### Information shown

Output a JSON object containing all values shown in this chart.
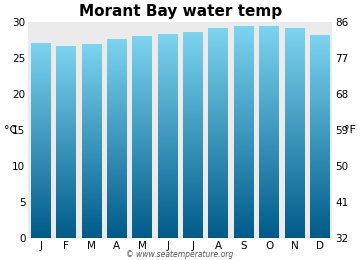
{
  "title": "Morant Bay water temp",
  "months": [
    "J",
    "F",
    "M",
    "A",
    "M",
    "J",
    "J",
    "A",
    "S",
    "O",
    "N",
    "D"
  ],
  "temps_c": [
    27.0,
    26.6,
    26.9,
    27.5,
    28.0,
    28.3,
    28.5,
    29.1,
    29.3,
    29.3,
    29.1,
    28.1
  ],
  "ylim_c": [
    0,
    30
  ],
  "yticks_c": [
    0,
    5,
    10,
    15,
    20,
    25,
    30
  ],
  "yticks_f": [
    32,
    41,
    50,
    59,
    68,
    77,
    86
  ],
  "ylabel_left": "°C",
  "ylabel_right": "°F",
  "bar_color_top": "#7dd4f0",
  "bar_color_bottom": "#005b8a",
  "plot_bg_color": "#ebebeb",
  "figure_bg_color": "#ffffff",
  "watermark": "© www.seatemperature.org",
  "title_fontsize": 11,
  "tick_fontsize": 7.5,
  "label_fontsize": 8,
  "bar_width": 0.78
}
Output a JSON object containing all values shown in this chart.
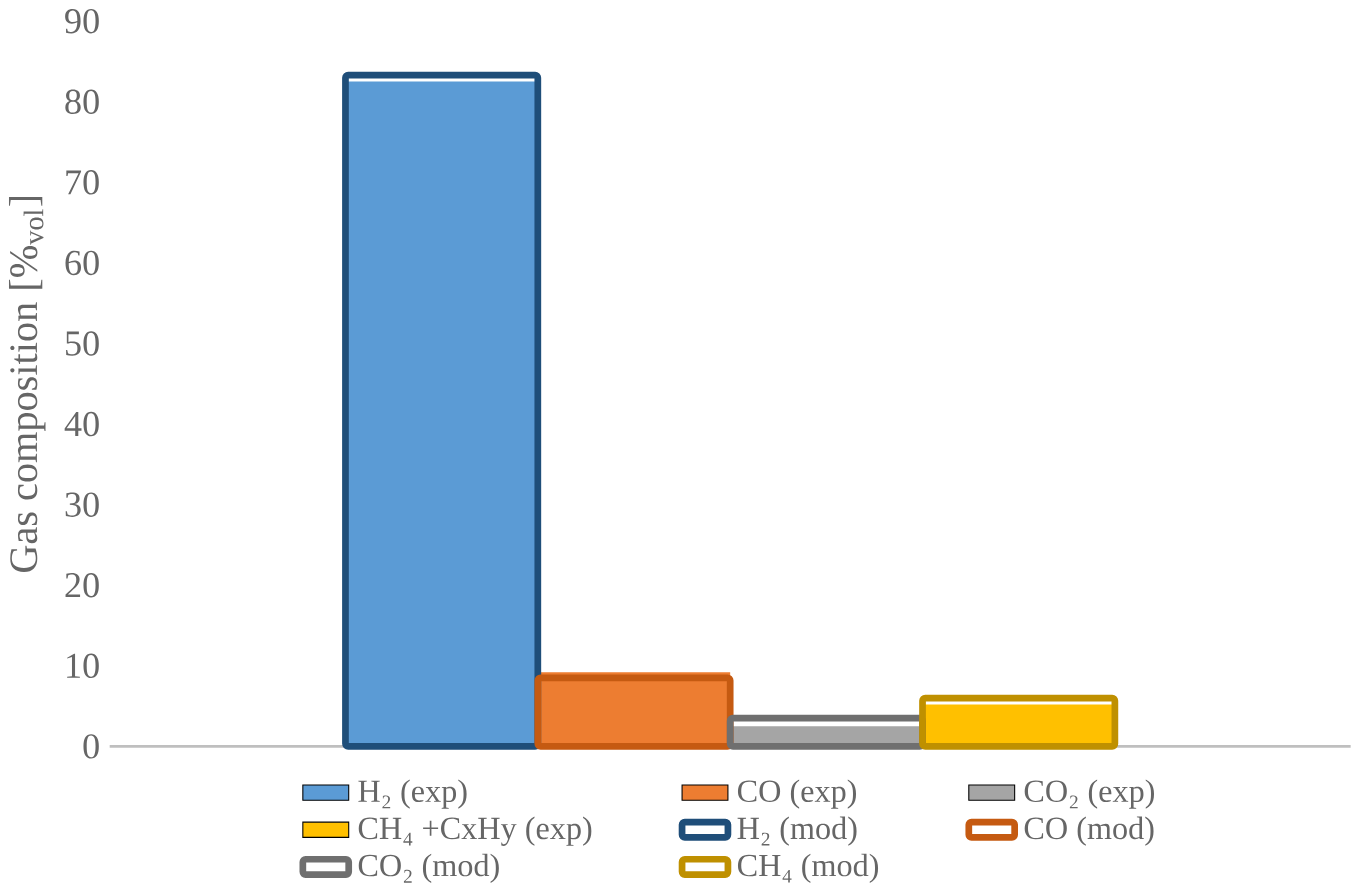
{
  "chart_data": {
    "type": "bar",
    "ylabel": "Gas composition [%$_{vol}$]",
    "categories": [
      null
    ],
    "ylim": [
      0,
      90
    ],
    "yticks": [
      0,
      10,
      20,
      30,
      40,
      50,
      60,
      70,
      80,
      90
    ],
    "legend": "bottom",
    "grid": false,
    "series": [
      {
        "name": "H₂ (exp)",
        "color": "#5b9bd5",
        "values": [
          82.5
        ]
      },
      {
        "name": "CO (exp)",
        "color": "#ed7d31",
        "values": [
          9.2
        ]
      },
      {
        "name": "CO₂ (exp)",
        "color": "#a5a5a5",
        "values": [
          2.5
        ]
      },
      {
        "name": "CH₄ +CxHy (exp)",
        "color": "#ffc000",
        "values": [
          5.2
        ]
      },
      {
        "name": "H₂ (mod)",
        "color": "#1f4e79",
        "values": [
          83.3
        ]
      },
      {
        "name": "CO (mod)",
        "color": "#c55a11",
        "values": [
          8.5
        ]
      },
      {
        "name": "CO₂ (mod)",
        "color": "#6f6f6f",
        "values": [
          3.5
        ]
      },
      {
        "name": "CH₄ (mod)",
        "color": "#bf9000",
        "values": [
          6.0
        ]
      }
    ]
  }
}
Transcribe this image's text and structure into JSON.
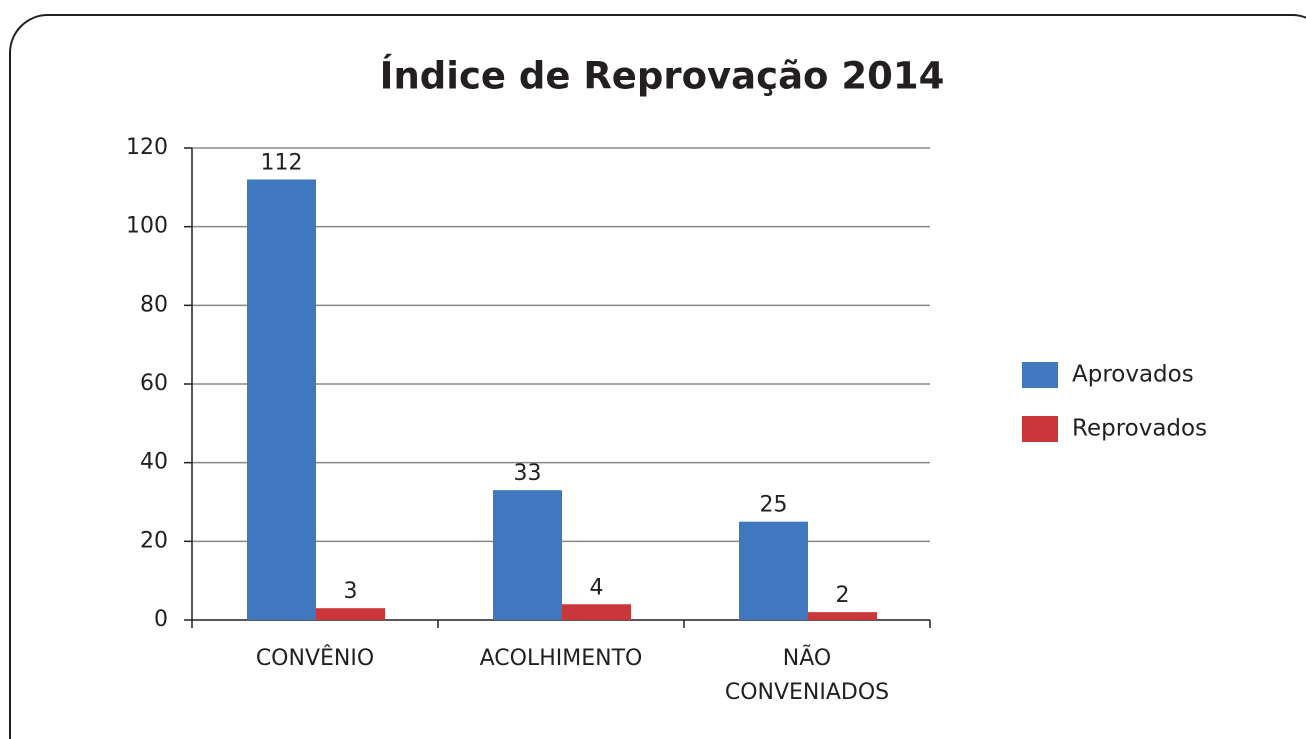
{
  "chart_data": {
    "type": "bar",
    "title": "Índice de Reprovação 2014",
    "categories": [
      "CONVÊNIO",
      "ACOLHIMENTO",
      "NÃO CONVENIADOS"
    ],
    "series": [
      {
        "name": "Aprovados",
        "color": "#3f78be",
        "values": [
          112,
          33,
          25
        ]
      },
      {
        "name": "Reprovados",
        "color": "#c9373a",
        "values": [
          3,
          4,
          2
        ]
      }
    ],
    "ylim": [
      0,
      120
    ],
    "yticks": [
      0,
      20,
      40,
      60,
      80,
      100,
      120
    ],
    "grid": true,
    "legend": "right"
  }
}
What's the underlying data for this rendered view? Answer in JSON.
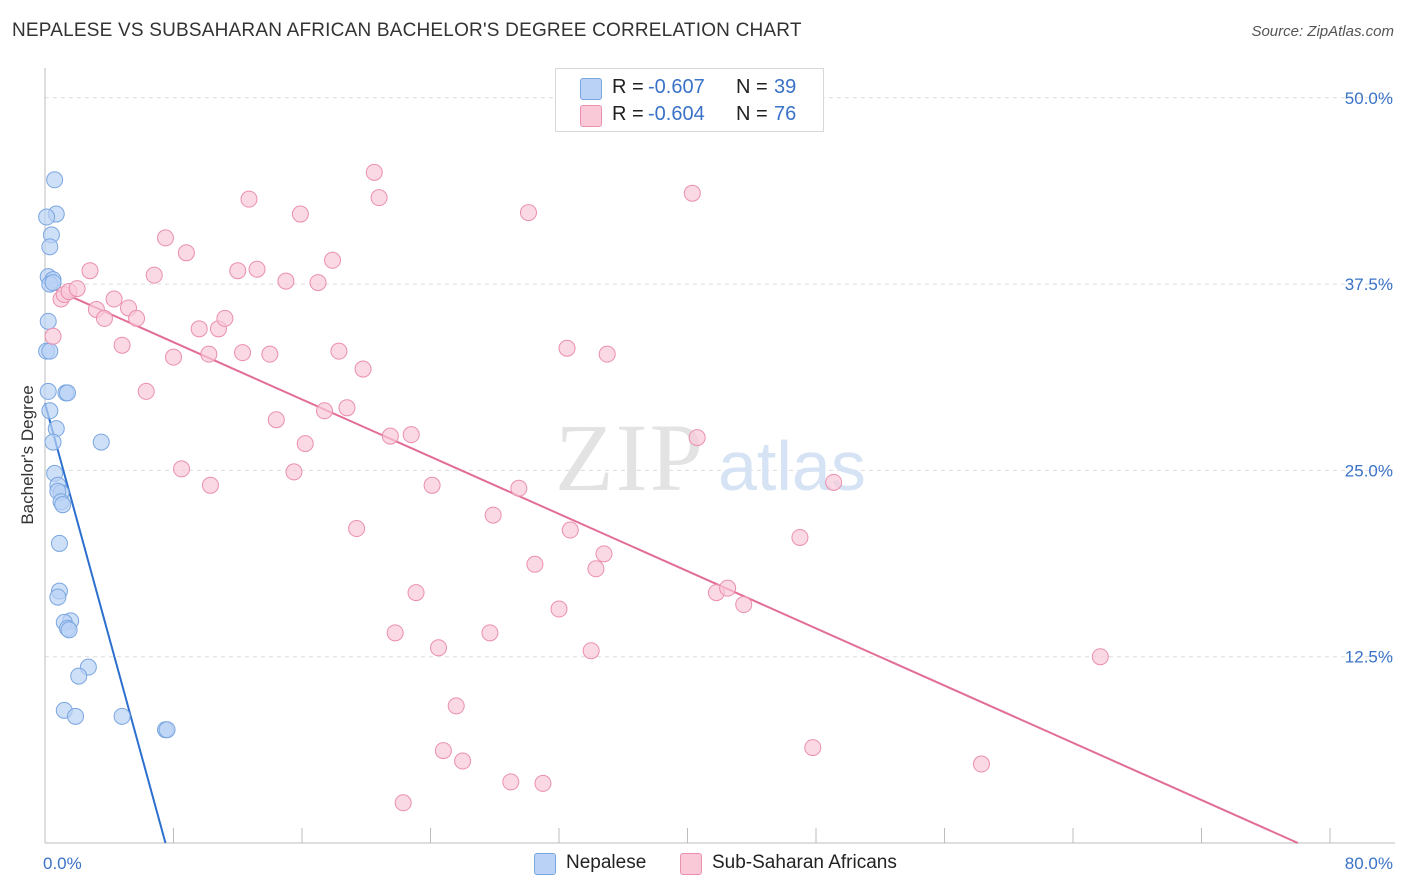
{
  "header": {
    "title": "NEPALESE VS SUBSAHARAN AFRICAN BACHELOR'S DEGREE CORRELATION CHART",
    "source": "Source: ZipAtlas.com"
  },
  "watermark": {
    "zip": "ZIP",
    "atlas": "atlas"
  },
  "legend_top": [
    {
      "swatch_color": "#b9d2f5",
      "r_label": "R =",
      "r_value": "-0.607",
      "n_label": "N =",
      "n_value": "39"
    },
    {
      "swatch_color": "#fac9d8",
      "r_label": "R =",
      "r_value": "-0.604",
      "n_label": "N =",
      "n_value": "76"
    }
  ],
  "legend_bottom": [
    {
      "label": "Nepalese",
      "swatch_color": "#b9d2f5"
    },
    {
      "label": "Sub-Saharan Africans",
      "swatch_color": "#fac9d8"
    }
  ],
  "chart_data": {
    "type": "scatter",
    "title": "NEPALESE VS SUBSAHARAN AFRICAN BACHELOR'S DEGREE CORRELATION CHART",
    "xlabel": "",
    "ylabel": "Bachelor's Degree",
    "xlim": [
      0,
      80
    ],
    "ylim": [
      0,
      52
    ],
    "x_tick_labels": [
      {
        "value": 0,
        "label": "0.0%"
      },
      {
        "value": 80,
        "label": "80.0%"
      }
    ],
    "y_tick_labels": [
      {
        "value": 12.5,
        "label": "12.5%"
      },
      {
        "value": 25,
        "label": "25.0%"
      },
      {
        "value": 37.5,
        "label": "37.5%"
      },
      {
        "value": 50,
        "label": "50.0%"
      }
    ],
    "grid": "horizontal dashed",
    "series": [
      {
        "name": "Nepalese",
        "color": "#7aa6e0",
        "fill": "#b9d2f5",
        "line_color": "#2c6fcf",
        "trend": {
          "x": [
            0.0,
            7.5
          ],
          "y": [
            29.5,
            0.0
          ]
        },
        "points": [
          [
            0.6,
            44.5
          ],
          [
            0.7,
            42.2
          ],
          [
            0.1,
            42.0
          ],
          [
            0.4,
            40.8
          ],
          [
            0.3,
            40.0
          ],
          [
            0.2,
            38.0
          ],
          [
            0.5,
            37.8
          ],
          [
            0.3,
            37.5
          ],
          [
            0.5,
            37.6
          ],
          [
            0.2,
            35.0
          ],
          [
            0.1,
            33.0
          ],
          [
            1.3,
            30.2
          ],
          [
            1.4,
            30.2
          ],
          [
            0.2,
            30.3
          ],
          [
            0.3,
            29.0
          ],
          [
            0.7,
            27.8
          ],
          [
            0.5,
            26.9
          ],
          [
            3.5,
            26.9
          ],
          [
            0.6,
            24.8
          ],
          [
            0.8,
            24.0
          ],
          [
            1.0,
            23.5
          ],
          [
            0.8,
            23.6
          ],
          [
            1.0,
            22.9
          ],
          [
            1.1,
            22.7
          ],
          [
            0.9,
            20.1
          ],
          [
            0.9,
            16.9
          ],
          [
            0.8,
            16.5
          ],
          [
            1.6,
            14.9
          ],
          [
            1.2,
            14.8
          ],
          [
            1.4,
            14.4
          ],
          [
            1.5,
            14.3
          ],
          [
            2.7,
            11.8
          ],
          [
            2.1,
            11.2
          ],
          [
            1.2,
            8.9
          ],
          [
            1.9,
            8.5
          ],
          [
            4.8,
            8.5
          ],
          [
            7.5,
            7.6
          ],
          [
            7.6,
            7.6
          ],
          [
            0.3,
            33.0
          ]
        ]
      },
      {
        "name": "Sub-Saharan Africans",
        "color": "#ea8fae",
        "fill": "#fac9d8",
        "line_color": "#e26d98",
        "trend": {
          "x": [
            0.5,
            78.0
          ],
          "y": [
            37.2,
            0.0
          ]
        },
        "points": [
          [
            0.5,
            34.0
          ],
          [
            1.0,
            36.5
          ],
          [
            1.2,
            36.8
          ],
          [
            1.5,
            37.0
          ],
          [
            2.0,
            37.2
          ],
          [
            2.8,
            38.4
          ],
          [
            3.2,
            35.8
          ],
          [
            3.7,
            35.2
          ],
          [
            4.3,
            36.5
          ],
          [
            4.8,
            33.4
          ],
          [
            5.2,
            35.9
          ],
          [
            5.7,
            35.2
          ],
          [
            6.3,
            30.3
          ],
          [
            6.8,
            38.1
          ],
          [
            7.5,
            40.6
          ],
          [
            8.0,
            32.6
          ],
          [
            8.5,
            25.1
          ],
          [
            8.8,
            39.6
          ],
          [
            9.6,
            34.5
          ],
          [
            10.2,
            32.8
          ],
          [
            10.3,
            24.0
          ],
          [
            10.8,
            34.5
          ],
          [
            11.2,
            35.2
          ],
          [
            12.0,
            38.4
          ],
          [
            12.3,
            32.9
          ],
          [
            12.7,
            43.2
          ],
          [
            13.2,
            38.5
          ],
          [
            14.0,
            32.8
          ],
          [
            14.4,
            28.4
          ],
          [
            15.0,
            37.7
          ],
          [
            15.5,
            24.9
          ],
          [
            15.9,
            42.2
          ],
          [
            16.2,
            26.8
          ],
          [
            17.0,
            37.6
          ],
          [
            17.4,
            29.0
          ],
          [
            17.9,
            39.1
          ],
          [
            18.3,
            33.0
          ],
          [
            18.8,
            29.2
          ],
          [
            19.4,
            21.1
          ],
          [
            19.8,
            31.8
          ],
          [
            20.5,
            45.0
          ],
          [
            20.8,
            43.3
          ],
          [
            21.5,
            27.3
          ],
          [
            21.8,
            14.1
          ],
          [
            22.3,
            2.7
          ],
          [
            22.8,
            27.4
          ],
          [
            23.1,
            16.8
          ],
          [
            24.1,
            24.0
          ],
          [
            24.5,
            13.1
          ],
          [
            24.8,
            6.2
          ],
          [
            25.6,
            9.2
          ],
          [
            26.0,
            5.5
          ],
          [
            27.7,
            14.1
          ],
          [
            27.9,
            22.0
          ],
          [
            29.0,
            4.1
          ],
          [
            29.5,
            23.8
          ],
          [
            30.1,
            42.3
          ],
          [
            30.5,
            18.7
          ],
          [
            31.0,
            4.0
          ],
          [
            32.0,
            15.7
          ],
          [
            32.5,
            33.2
          ],
          [
            32.7,
            21.0
          ],
          [
            34.0,
            12.9
          ],
          [
            34.3,
            18.4
          ],
          [
            34.8,
            19.4
          ],
          [
            35.0,
            32.8
          ],
          [
            40.3,
            43.6
          ],
          [
            40.6,
            27.2
          ],
          [
            41.8,
            16.8
          ],
          [
            42.5,
            17.1
          ],
          [
            43.5,
            16.0
          ],
          [
            47.0,
            20.5
          ],
          [
            47.8,
            6.4
          ],
          [
            49.1,
            24.2
          ],
          [
            58.3,
            5.3
          ],
          [
            65.7,
            12.5
          ]
        ]
      }
    ]
  }
}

######

- _Exercise directions_: Collect every line with the string "name" from the records, and copy each.

- _Task result_:
        "name": "H₂ (exp)",
        "name": "CO (exp)",
        "name": "CO₂ (exp)",
        "name": "CH₄ +CxHy (exp)",
        "name": "H₂ (mod)",
        "name": "CO (mod)",
        "name": "CO₂ (mod)",
        "name": "CH₄ (mod)",
        "name": "Aprovados",
        "name": "Reprovados",
        "name": "Nepalese",
        "name": "Sub-Saharan Africans",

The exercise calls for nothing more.